--- start DATA SHOWN ---
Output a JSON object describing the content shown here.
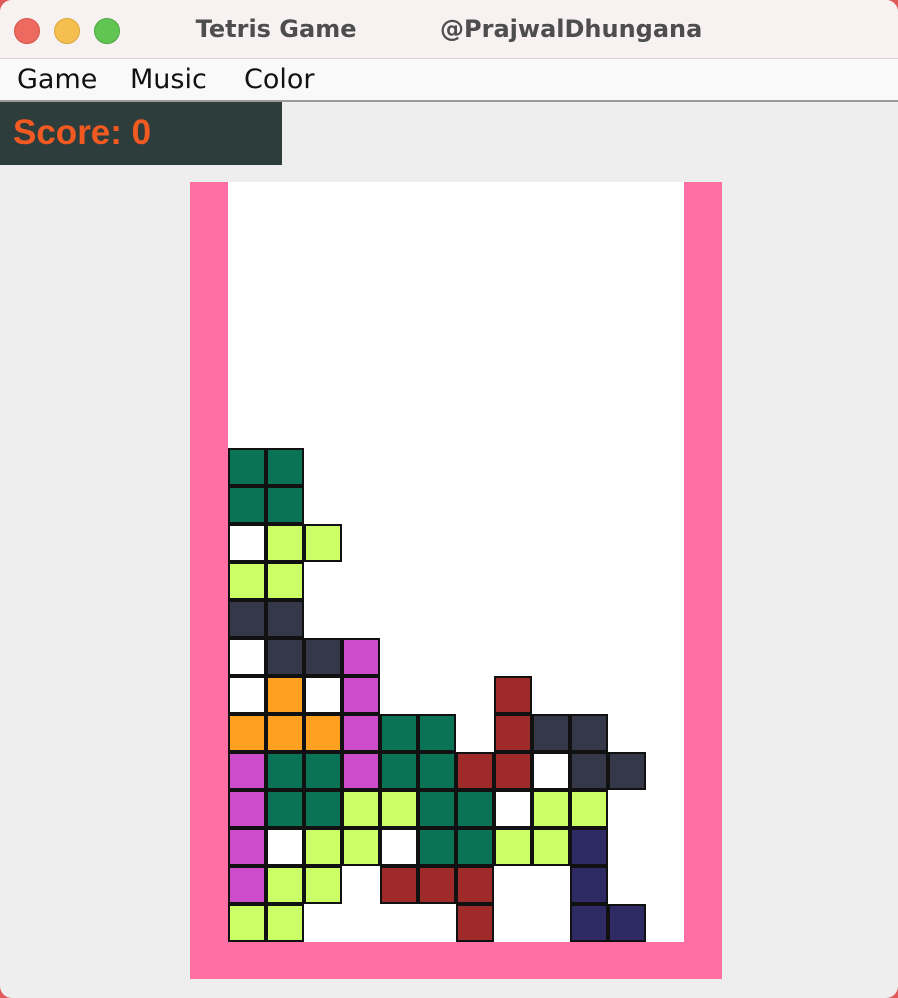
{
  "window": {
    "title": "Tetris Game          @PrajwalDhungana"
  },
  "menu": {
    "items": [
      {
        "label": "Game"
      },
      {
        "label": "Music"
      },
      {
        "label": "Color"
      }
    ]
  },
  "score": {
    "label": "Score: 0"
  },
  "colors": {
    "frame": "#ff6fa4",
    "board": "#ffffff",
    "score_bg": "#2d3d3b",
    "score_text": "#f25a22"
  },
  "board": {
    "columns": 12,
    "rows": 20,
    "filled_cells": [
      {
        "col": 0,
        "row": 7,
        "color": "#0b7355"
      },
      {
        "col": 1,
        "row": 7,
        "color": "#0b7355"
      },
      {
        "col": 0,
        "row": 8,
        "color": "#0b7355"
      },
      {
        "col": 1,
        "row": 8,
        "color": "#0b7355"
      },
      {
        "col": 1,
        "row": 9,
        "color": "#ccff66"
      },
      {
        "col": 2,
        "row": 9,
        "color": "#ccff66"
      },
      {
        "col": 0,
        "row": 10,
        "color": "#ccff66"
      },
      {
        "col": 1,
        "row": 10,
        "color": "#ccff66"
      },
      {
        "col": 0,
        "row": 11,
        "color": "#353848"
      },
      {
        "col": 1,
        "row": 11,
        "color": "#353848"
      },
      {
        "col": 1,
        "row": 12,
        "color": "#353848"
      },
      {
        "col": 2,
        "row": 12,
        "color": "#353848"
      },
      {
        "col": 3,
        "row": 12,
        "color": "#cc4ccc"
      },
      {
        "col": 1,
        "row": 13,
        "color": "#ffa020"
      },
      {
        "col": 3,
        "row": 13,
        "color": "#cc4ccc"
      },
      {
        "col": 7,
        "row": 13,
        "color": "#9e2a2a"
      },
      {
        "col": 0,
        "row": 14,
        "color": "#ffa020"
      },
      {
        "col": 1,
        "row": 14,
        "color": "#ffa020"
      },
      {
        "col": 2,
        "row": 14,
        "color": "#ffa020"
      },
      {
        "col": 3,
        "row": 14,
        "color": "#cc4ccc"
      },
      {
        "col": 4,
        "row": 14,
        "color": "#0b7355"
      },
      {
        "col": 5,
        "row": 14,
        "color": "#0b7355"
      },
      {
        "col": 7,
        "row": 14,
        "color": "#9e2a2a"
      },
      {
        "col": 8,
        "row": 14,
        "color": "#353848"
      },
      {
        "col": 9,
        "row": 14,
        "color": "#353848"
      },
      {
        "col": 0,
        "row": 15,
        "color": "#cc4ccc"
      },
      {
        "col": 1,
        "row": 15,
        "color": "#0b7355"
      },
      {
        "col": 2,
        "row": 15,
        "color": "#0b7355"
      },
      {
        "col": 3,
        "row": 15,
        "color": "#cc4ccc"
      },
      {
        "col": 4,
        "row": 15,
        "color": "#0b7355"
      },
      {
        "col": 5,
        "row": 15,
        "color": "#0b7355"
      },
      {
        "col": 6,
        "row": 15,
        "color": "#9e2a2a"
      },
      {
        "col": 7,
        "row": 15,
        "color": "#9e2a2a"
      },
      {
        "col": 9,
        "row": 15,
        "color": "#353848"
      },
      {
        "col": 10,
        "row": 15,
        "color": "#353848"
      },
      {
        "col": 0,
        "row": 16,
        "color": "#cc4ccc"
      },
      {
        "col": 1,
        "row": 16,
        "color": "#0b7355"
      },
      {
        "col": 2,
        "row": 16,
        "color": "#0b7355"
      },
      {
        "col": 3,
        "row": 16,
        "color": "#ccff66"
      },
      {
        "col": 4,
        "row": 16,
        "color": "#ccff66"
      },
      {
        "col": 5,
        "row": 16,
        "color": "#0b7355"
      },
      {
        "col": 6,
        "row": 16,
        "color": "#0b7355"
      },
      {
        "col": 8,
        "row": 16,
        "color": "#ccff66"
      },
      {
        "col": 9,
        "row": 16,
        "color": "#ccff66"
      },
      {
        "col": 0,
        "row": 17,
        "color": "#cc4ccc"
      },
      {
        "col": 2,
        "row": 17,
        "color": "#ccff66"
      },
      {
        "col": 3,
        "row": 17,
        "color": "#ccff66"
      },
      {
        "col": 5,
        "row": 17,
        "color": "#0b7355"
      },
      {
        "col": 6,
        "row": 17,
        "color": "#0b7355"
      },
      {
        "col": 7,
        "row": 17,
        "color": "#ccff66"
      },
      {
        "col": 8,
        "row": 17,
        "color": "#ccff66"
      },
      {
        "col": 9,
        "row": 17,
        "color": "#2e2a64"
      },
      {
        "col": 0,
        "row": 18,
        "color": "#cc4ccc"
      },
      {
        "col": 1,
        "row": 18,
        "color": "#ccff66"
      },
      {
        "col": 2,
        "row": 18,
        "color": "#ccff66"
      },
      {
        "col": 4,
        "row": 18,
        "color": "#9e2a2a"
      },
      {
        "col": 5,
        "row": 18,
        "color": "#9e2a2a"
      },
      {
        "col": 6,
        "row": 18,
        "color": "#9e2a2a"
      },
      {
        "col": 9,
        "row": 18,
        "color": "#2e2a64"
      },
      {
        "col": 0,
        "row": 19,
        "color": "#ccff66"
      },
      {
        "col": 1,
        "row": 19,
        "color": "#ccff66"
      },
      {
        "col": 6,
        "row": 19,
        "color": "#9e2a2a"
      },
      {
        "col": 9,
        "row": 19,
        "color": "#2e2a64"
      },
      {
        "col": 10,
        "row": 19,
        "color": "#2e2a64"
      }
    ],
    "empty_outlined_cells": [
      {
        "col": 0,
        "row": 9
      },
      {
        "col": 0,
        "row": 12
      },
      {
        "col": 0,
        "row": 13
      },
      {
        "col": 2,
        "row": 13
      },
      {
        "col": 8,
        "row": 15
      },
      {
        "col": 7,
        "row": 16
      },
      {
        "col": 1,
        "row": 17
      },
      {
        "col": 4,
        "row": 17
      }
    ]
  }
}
--- end DATA SHOWN ---
▸ PROBLEM STATEMENT: Copy the material above in full and exactly, skipping pictures.

▸ SOLUTION:
Output a JSON object describing the content shown here.
{
  "window": {
    "title": "Tetris Game          @PrajwalDhungana"
  },
  "menu": {
    "items": [
      {
        "label": "Game"
      },
      {
        "label": "Music"
      },
      {
        "label": "Color"
      }
    ]
  },
  "score": {
    "label": "Score: 0"
  },
  "colors": {
    "frame": "#ff6fa4",
    "board": "#ffffff",
    "score_bg": "#2d3d3b",
    "score_text": "#f25a22"
  },
  "board": {
    "columns": 12,
    "rows": 20,
    "filled_cells": [
      {
        "col": 0,
        "row": 7,
        "color": "#0b7355"
      },
      {
        "col": 1,
        "row": 7,
        "color": "#0b7355"
      },
      {
        "col": 0,
        "row": 8,
        "color": "#0b7355"
      },
      {
        "col": 1,
        "row": 8,
        "color": "#0b7355"
      },
      {
        "col": 1,
        "row": 9,
        "color": "#ccff66"
      },
      {
        "col": 2,
        "row": 9,
        "color": "#ccff66"
      },
      {
        "col": 0,
        "row": 10,
        "color": "#ccff66"
      },
      {
        "col": 1,
        "row": 10,
        "color": "#ccff66"
      },
      {
        "col": 0,
        "row": 11,
        "color": "#353848"
      },
      {
        "col": 1,
        "row": 11,
        "color": "#353848"
      },
      {
        "col": 1,
        "row": 12,
        "color": "#353848"
      },
      {
        "col": 2,
        "row": 12,
        "color": "#353848"
      },
      {
        "col": 3,
        "row": 12,
        "color": "#cc4ccc"
      },
      {
        "col": 1,
        "row": 13,
        "color": "#ffa020"
      },
      {
        "col": 3,
        "row": 13,
        "color": "#cc4ccc"
      },
      {
        "col": 7,
        "row": 13,
        "color": "#9e2a2a"
      },
      {
        "col": 0,
        "row": 14,
        "color": "#ffa020"
      },
      {
        "col": 1,
        "row": 14,
        "color": "#ffa020"
      },
      {
        "col": 2,
        "row": 14,
        "color": "#ffa020"
      },
      {
        "col": 3,
        "row": 14,
        "color": "#cc4ccc"
      },
      {
        "col": 4,
        "row": 14,
        "color": "#0b7355"
      },
      {
        "col": 5,
        "row": 14,
        "color": "#0b7355"
      },
      {
        "col": 7,
        "row": 14,
        "color": "#9e2a2a"
      },
      {
        "col": 8,
        "row": 14,
        "color": "#353848"
      },
      {
        "col": 9,
        "row": 14,
        "color": "#353848"
      },
      {
        "col": 0,
        "row": 15,
        "color": "#cc4ccc"
      },
      {
        "col": 1,
        "row": 15,
        "color": "#0b7355"
      },
      {
        "col": 2,
        "row": 15,
        "color": "#0b7355"
      },
      {
        "col": 3,
        "row": 15,
        "color": "#cc4ccc"
      },
      {
        "col": 4,
        "row": 15,
        "color": "#0b7355"
      },
      {
        "col": 5,
        "row": 15,
        "color": "#0b7355"
      },
      {
        "col": 6,
        "row": 15,
        "color": "#9e2a2a"
      },
      {
        "col": 7,
        "row": 15,
        "color": "#9e2a2a"
      },
      {
        "col": 9,
        "row": 15,
        "color": "#353848"
      },
      {
        "col": 10,
        "row": 15,
        "color": "#353848"
      },
      {
        "col": 0,
        "row": 16,
        "color": "#cc4ccc"
      },
      {
        "col": 1,
        "row": 16,
        "color": "#0b7355"
      },
      {
        "col": 2,
        "row": 16,
        "color": "#0b7355"
      },
      {
        "col": 3,
        "row": 16,
        "color": "#ccff66"
      },
      {
        "col": 4,
        "row": 16,
        "color": "#ccff66"
      },
      {
        "col": 5,
        "row": 16,
        "color": "#0b7355"
      },
      {
        "col": 6,
        "row": 16,
        "color": "#0b7355"
      },
      {
        "col": 8,
        "row": 16,
        "color": "#ccff66"
      },
      {
        "col": 9,
        "row": 16,
        "color": "#ccff66"
      },
      {
        "col": 0,
        "row": 17,
        "color": "#cc4ccc"
      },
      {
        "col": 2,
        "row": 17,
        "color": "#ccff66"
      },
      {
        "col": 3,
        "row": 17,
        "color": "#ccff66"
      },
      {
        "col": 5,
        "row": 17,
        "color": "#0b7355"
      },
      {
        "col": 6,
        "row": 17,
        "color": "#0b7355"
      },
      {
        "col": 7,
        "row": 17,
        "color": "#ccff66"
      },
      {
        "col": 8,
        "row": 17,
        "color": "#ccff66"
      },
      {
        "col": 9,
        "row": 17,
        "color": "#2e2a64"
      },
      {
        "col": 0,
        "row": 18,
        "color": "#cc4ccc"
      },
      {
        "col": 1,
        "row": 18,
        "color": "#ccff66"
      },
      {
        "col": 2,
        "row": 18,
        "color": "#ccff66"
      },
      {
        "col": 4,
        "row": 18,
        "color": "#9e2a2a"
      },
      {
        "col": 5,
        "row": 18,
        "color": "#9e2a2a"
      },
      {
        "col": 6,
        "row": 18,
        "color": "#9e2a2a"
      },
      {
        "col": 9,
        "row": 18,
        "color": "#2e2a64"
      },
      {
        "col": 0,
        "row": 19,
        "color": "#ccff66"
      },
      {
        "col": 1,
        "row": 19,
        "color": "#ccff66"
      },
      {
        "col": 6,
        "row": 19,
        "color": "#9e2a2a"
      },
      {
        "col": 9,
        "row": 19,
        "color": "#2e2a64"
      },
      {
        "col": 10,
        "row": 19,
        "color": "#2e2a64"
      }
    ],
    "empty_outlined_cells": [
      {
        "col": 0,
        "row": 9
      },
      {
        "col": 0,
        "row": 12
      },
      {
        "col": 0,
        "row": 13
      },
      {
        "col": 2,
        "row": 13
      },
      {
        "col": 8,
        "row": 15
      },
      {
        "col": 7,
        "row": 16
      },
      {
        "col": 1,
        "row": 17
      },
      {
        "col": 4,
        "row": 17
      }
    ]
  }
}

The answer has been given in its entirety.